* _Requirements_
Track down the lines that contain "year" and copy them.

++++ Entries provided ++++

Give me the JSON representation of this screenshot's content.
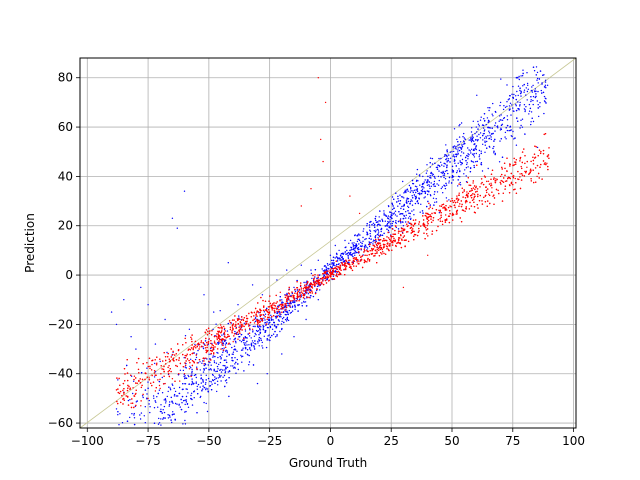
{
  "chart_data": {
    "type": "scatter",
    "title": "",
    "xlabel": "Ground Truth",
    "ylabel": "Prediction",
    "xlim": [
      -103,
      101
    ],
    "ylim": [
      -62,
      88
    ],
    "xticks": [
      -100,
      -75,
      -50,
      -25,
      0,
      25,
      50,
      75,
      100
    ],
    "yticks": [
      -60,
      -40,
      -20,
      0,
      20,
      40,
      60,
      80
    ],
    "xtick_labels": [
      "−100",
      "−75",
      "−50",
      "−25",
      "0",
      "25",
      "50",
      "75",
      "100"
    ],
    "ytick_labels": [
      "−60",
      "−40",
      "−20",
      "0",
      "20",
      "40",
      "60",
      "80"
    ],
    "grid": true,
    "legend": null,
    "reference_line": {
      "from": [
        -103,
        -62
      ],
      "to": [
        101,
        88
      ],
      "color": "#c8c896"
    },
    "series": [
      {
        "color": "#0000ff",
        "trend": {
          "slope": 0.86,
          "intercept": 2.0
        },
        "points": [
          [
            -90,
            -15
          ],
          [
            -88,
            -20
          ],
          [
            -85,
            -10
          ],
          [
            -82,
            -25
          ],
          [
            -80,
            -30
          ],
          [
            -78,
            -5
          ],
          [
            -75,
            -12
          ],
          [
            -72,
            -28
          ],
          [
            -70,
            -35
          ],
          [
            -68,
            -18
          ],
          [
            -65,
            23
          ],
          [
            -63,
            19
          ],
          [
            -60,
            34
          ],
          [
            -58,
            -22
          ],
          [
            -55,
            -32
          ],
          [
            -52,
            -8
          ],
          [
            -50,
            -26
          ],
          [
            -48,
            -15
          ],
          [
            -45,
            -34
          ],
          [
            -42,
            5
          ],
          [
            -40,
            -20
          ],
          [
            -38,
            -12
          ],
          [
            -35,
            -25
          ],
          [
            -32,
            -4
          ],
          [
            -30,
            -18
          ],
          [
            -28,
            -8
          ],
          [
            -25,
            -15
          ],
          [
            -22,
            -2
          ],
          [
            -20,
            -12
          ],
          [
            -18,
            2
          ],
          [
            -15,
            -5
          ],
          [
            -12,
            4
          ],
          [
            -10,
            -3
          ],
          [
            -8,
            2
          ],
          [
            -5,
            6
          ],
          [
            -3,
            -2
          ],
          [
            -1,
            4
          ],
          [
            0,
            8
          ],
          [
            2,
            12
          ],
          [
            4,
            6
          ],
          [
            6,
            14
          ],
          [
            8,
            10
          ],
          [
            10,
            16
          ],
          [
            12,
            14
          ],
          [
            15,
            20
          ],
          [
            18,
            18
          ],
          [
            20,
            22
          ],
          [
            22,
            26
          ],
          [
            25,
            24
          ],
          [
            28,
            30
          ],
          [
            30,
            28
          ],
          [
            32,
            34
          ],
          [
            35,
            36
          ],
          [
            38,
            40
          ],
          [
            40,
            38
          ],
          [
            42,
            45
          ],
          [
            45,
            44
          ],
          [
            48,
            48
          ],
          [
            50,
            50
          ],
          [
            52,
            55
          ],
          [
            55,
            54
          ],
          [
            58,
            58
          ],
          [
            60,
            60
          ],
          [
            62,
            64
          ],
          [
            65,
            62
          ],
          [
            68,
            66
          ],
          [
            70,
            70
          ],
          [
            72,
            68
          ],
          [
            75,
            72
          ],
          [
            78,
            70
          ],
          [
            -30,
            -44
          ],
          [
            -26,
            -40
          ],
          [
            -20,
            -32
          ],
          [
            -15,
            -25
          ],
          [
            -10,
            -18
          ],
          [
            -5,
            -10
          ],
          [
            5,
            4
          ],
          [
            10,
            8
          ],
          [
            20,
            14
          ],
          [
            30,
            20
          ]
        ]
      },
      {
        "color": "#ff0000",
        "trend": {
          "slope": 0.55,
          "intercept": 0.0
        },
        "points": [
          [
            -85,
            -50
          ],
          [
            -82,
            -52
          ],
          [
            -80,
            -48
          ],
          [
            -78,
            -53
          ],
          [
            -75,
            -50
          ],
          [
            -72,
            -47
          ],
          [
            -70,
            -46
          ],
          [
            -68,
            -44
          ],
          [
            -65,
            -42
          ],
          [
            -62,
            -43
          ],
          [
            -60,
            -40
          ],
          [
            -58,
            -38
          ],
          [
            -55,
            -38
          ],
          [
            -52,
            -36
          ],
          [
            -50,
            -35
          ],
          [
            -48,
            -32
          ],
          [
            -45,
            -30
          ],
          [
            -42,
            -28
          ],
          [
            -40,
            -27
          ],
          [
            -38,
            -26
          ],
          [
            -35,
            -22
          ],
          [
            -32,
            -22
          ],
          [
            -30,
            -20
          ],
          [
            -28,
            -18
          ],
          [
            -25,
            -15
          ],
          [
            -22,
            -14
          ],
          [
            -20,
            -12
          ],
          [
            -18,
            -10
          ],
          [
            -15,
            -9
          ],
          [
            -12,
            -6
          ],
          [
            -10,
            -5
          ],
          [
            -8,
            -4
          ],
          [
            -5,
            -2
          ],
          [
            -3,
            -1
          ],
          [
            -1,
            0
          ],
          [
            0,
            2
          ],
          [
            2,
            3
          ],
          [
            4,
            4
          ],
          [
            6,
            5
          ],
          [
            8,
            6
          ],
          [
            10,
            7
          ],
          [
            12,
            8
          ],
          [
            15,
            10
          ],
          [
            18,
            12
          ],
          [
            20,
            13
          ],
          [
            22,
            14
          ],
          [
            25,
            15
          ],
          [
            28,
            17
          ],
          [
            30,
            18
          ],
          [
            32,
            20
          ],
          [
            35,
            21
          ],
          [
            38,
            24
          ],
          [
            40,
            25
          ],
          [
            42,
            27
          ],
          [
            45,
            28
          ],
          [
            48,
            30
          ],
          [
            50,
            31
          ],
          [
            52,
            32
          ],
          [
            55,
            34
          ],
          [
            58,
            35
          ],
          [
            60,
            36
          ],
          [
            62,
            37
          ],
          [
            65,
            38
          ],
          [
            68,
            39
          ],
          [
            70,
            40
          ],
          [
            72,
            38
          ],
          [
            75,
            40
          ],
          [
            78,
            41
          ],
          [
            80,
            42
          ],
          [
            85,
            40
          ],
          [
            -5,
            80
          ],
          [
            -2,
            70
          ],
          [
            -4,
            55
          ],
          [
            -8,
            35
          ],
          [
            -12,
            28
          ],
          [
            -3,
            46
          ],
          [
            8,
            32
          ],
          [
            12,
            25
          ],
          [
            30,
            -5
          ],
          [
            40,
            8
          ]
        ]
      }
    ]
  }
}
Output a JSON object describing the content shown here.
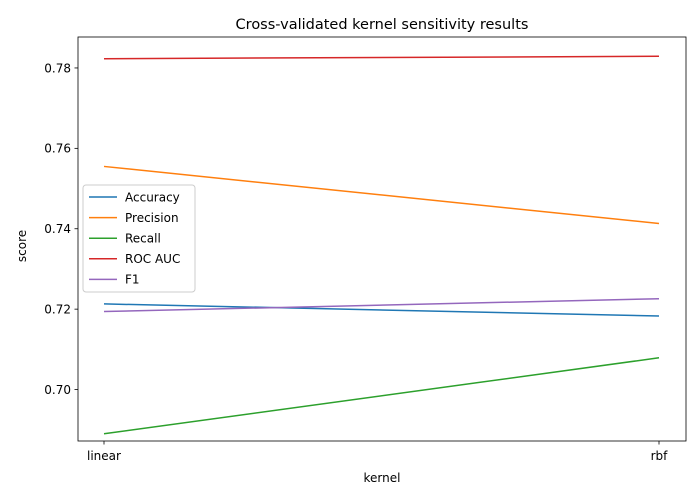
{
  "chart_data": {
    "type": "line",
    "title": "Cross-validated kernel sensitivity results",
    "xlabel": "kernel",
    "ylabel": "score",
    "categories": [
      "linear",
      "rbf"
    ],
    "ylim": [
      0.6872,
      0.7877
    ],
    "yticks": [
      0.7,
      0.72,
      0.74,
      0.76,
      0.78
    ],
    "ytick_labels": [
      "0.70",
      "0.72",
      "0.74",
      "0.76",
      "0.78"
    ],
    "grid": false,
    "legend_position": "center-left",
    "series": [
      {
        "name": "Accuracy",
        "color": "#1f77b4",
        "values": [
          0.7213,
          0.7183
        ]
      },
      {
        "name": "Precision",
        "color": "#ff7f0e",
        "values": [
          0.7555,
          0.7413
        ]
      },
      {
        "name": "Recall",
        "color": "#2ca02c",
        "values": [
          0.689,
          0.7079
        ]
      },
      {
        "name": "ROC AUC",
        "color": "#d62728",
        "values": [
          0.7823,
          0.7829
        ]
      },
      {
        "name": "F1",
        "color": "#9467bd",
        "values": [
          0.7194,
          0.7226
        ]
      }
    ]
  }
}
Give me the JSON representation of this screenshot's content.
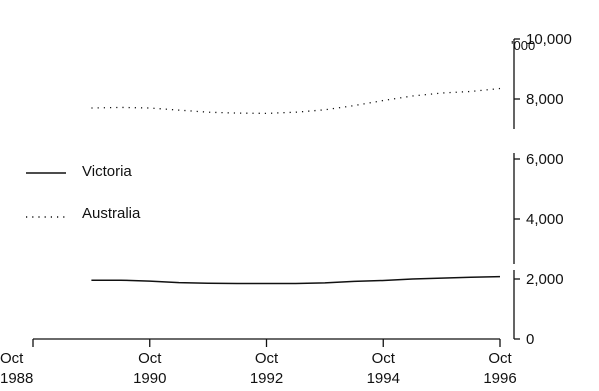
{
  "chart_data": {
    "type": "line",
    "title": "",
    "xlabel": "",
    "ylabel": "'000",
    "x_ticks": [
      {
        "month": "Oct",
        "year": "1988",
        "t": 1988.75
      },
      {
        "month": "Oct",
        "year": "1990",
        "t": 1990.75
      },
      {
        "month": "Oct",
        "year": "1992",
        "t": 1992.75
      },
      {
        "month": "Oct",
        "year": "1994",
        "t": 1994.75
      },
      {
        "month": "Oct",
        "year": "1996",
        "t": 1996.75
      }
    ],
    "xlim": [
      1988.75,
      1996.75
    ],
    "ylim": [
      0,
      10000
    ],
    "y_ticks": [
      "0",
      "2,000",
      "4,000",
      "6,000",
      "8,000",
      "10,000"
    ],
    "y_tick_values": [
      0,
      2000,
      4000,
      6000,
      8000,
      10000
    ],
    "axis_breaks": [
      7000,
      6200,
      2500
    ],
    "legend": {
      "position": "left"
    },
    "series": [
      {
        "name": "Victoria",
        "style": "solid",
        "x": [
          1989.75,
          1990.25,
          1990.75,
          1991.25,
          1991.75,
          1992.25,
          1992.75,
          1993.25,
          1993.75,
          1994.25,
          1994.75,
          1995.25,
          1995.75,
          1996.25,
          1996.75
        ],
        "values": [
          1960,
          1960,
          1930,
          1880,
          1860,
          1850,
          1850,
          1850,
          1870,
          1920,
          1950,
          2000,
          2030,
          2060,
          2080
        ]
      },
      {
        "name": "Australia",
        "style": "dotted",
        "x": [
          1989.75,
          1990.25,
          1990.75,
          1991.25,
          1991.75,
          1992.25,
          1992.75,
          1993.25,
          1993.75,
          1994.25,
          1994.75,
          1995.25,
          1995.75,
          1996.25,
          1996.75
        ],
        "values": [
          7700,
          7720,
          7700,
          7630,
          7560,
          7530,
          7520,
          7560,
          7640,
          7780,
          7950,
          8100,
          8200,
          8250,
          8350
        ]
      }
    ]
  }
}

++++
++++ Entries provided ++++

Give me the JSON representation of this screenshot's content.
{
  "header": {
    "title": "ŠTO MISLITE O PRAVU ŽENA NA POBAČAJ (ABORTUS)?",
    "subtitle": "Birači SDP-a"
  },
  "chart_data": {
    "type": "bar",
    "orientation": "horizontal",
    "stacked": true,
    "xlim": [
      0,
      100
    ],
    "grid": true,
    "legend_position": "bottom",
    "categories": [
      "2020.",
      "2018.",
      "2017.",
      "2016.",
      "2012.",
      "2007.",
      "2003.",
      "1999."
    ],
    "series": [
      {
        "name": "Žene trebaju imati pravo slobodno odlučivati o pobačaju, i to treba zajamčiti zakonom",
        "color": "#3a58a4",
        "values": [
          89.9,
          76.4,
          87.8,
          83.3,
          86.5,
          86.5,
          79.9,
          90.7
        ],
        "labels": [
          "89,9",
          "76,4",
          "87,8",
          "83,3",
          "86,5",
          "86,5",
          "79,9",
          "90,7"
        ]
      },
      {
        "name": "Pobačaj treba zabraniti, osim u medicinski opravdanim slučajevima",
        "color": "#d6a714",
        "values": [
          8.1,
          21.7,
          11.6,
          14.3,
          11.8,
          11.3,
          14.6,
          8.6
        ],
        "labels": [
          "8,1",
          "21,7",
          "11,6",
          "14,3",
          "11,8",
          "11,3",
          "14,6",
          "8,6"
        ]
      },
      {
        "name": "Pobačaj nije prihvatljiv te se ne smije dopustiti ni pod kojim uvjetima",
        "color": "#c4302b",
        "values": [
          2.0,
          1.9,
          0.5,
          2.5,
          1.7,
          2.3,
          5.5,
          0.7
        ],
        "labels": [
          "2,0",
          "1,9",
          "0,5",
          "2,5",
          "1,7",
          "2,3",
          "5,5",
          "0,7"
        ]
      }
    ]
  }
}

++++

* _Solution for this problem_
        "year": "1988",
        "year": "1990",
        "year": "1992",
        "year": "1994",
        "year": "1996",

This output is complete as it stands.